*TO BE DONE*
Return the listing below verbatim. Pictures do not belong in the copy.

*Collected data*
[start]

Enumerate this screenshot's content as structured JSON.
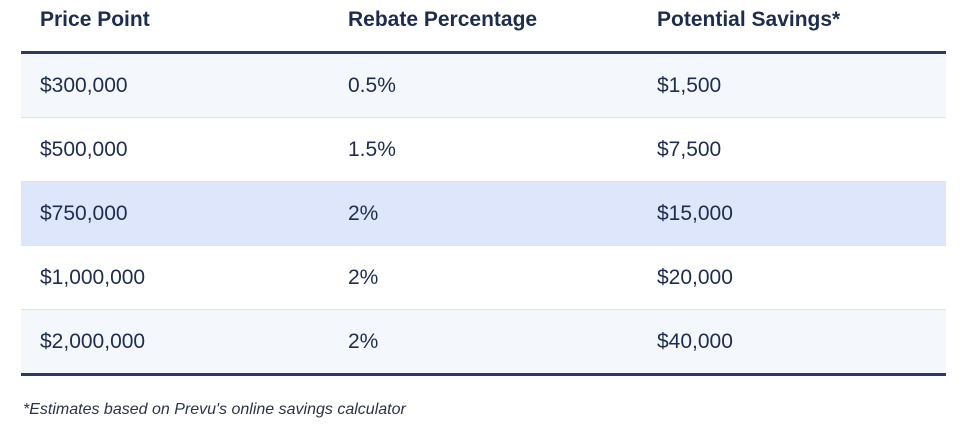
{
  "table": {
    "headers": [
      "Price Point",
      "Rebate Percentage",
      "Potential Savings*"
    ],
    "rows": [
      [
        "$300,000",
        "0.5%",
        "$1,500"
      ],
      [
        "$500,000",
        "1.5%",
        "$7,500"
      ],
      [
        "$750,000",
        "2%",
        "$15,000"
      ],
      [
        "$1,000,000",
        "2%",
        "$20,000"
      ],
      [
        "$2,000,000",
        "2%",
        "$40,000"
      ]
    ],
    "highlighted_row": 3
  },
  "footnote": "*Estimates based on Prevu's online savings calculator",
  "colors": {
    "text": "#1e2d4f",
    "rule": "#2b3a64",
    "alt_row": "#f4f7fb",
    "highlight_row": "#dde6fa"
  }
}
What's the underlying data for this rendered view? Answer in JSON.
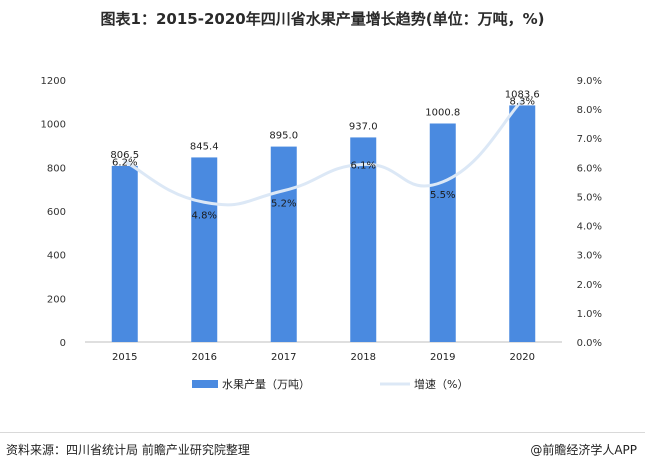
{
  "chart_data": {
    "type": "bar",
    "title": "图表1：2015-2020年四川省水果产量增长趋势(单位：万吨，%)",
    "categories": [
      "2015",
      "2016",
      "2017",
      "2018",
      "2019",
      "2020"
    ],
    "series": [
      {
        "name": "水果产量（万吨）",
        "type": "bar",
        "axis": "left",
        "values": [
          806.5,
          845.4,
          895.0,
          937.0,
          1000.8,
          1083.6
        ],
        "labels": [
          "806.5",
          "845.4",
          "895.0",
          "937.0",
          "1000.8",
          "1083.6"
        ],
        "color": "#4a8ae0"
      },
      {
        "name": "增速（%）",
        "type": "line",
        "axis": "right",
        "smooth": true,
        "values": [
          6.2,
          4.8,
          5.2,
          6.1,
          5.5,
          8.3
        ],
        "labels": [
          "6.2%",
          "4.8%",
          "5.2%",
          "6.1%",
          "5.5%",
          "8.3%"
        ],
        "color": "#dce8f6"
      }
    ],
    "y_left": {
      "ylim": [
        0,
        1200
      ],
      "ticks": [
        "0",
        "200",
        "400",
        "600",
        "800",
        "1000",
        "1200"
      ]
    },
    "y_right": {
      "ylim": [
        0,
        9
      ],
      "ticks": [
        "0.0%",
        "1.0%",
        "2.0%",
        "3.0%",
        "4.0%",
        "5.0%",
        "6.0%",
        "7.0%",
        "8.0%",
        "9.0%"
      ]
    },
    "grid": false,
    "legend": "bottom"
  },
  "footer": {
    "source": "资料来源：四川省统计局 前瞻产业研究院整理",
    "brand": "@前瞻经济学人APP"
  }
}
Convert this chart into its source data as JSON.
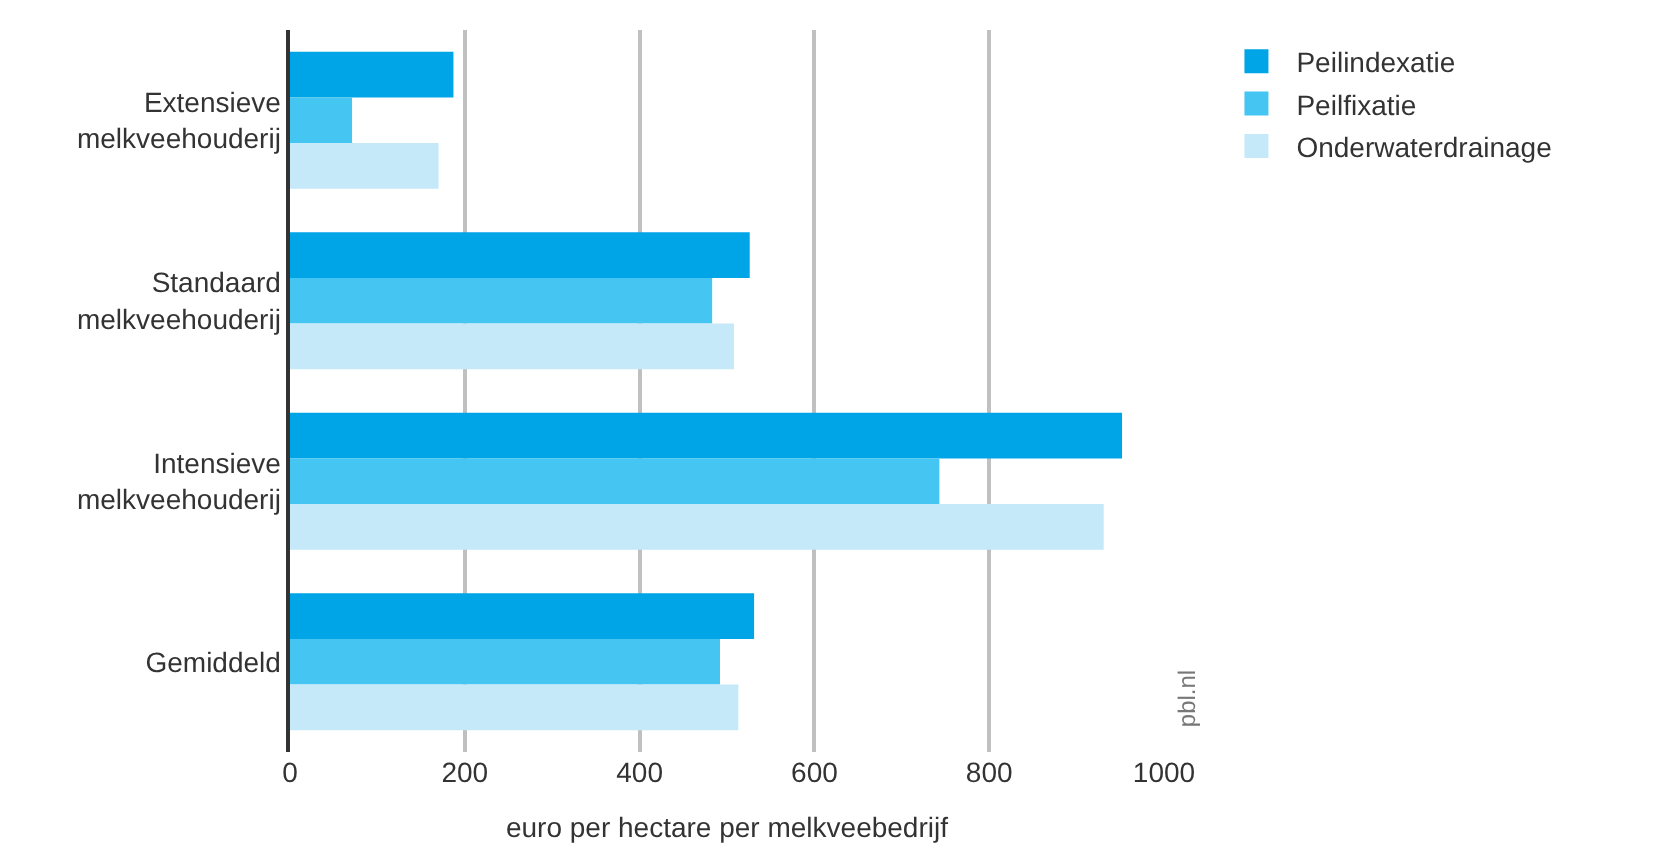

[end]

*OUTPUT OF THE EXERCISE*
Enumerate this screenshot's content as structured JSON.
{
  "table": {
    "headers": [
      "Price Point",
      "Rebate Percentage",
      "Potential Savings*"
    ],
    "rows": [
      [
        "$300,000",
        "0.5%",
        "$1,500"
      ],
      [
        "$500,000",
        "1.5%",
        "$7,500"
      ],
      [
        "$750,000",
        "2%",
        "$15,000"
      ],
      [
        "$1,000,000",
        "2%",
        "$20,000"
      ],
      [
        "$2,000,000",
        "2%",
        "$40,000"
      ]
    ],
    "highlighted_row": 3
  },
  "footnote": "*Estimates based on Prevu's online savings calculator",
  "colors": {
    "text": "#1e2d4f",
    "rule": "#2b3a64",
    "alt_row": "#f4f7fb",
    "highlight_row": "#dde6fa"
  }
}
What's the underlying data for this rendered view? Answer in JSON.
{
  "chart_data": {
    "type": "bar",
    "title": "图表1：2015-2020年四川省水果产量增长趋势(单位：万吨，%)",
    "categories": [
      "2015",
      "2016",
      "2017",
      "2018",
      "2019",
      "2020"
    ],
    "series": [
      {
        "name": "水果产量（万吨）",
        "type": "bar",
        "axis": "left",
        "values": [
          806.5,
          845.4,
          895.0,
          937.0,
          1000.8,
          1083.6
        ],
        "labels": [
          "806.5",
          "845.4",
          "895.0",
          "937.0",
          "1000.8",
          "1083.6"
        ],
        "color": "#4a8ae0"
      },
      {
        "name": "增速（%）",
        "type": "line",
        "axis": "right",
        "smooth": true,
        "values": [
          6.2,
          4.8,
          5.2,
          6.1,
          5.5,
          8.3
        ],
        "labels": [
          "6.2%",
          "4.8%",
          "5.2%",
          "6.1%",
          "5.5%",
          "8.3%"
        ],
        "color": "#dce8f6"
      }
    ],
    "y_left": {
      "ylim": [
        0,
        1200
      ],
      "ticks": [
        "0",
        "200",
        "400",
        "600",
        "800",
        "1000",
        "1200"
      ]
    },
    "y_right": {
      "ylim": [
        0,
        9
      ],
      "ticks": [
        "0.0%",
        "1.0%",
        "2.0%",
        "3.0%",
        "4.0%",
        "5.0%",
        "6.0%",
        "7.0%",
        "8.0%",
        "9.0%"
      ]
    },
    "grid": false,
    "legend": "bottom"
  },
  "footer": {
    "source": "资料来源：四川省统计局 前瞻产业研究院整理",
    "brand": "@前瞻经济学人APP"
  }
}
Convert this chart into its source data as JSON.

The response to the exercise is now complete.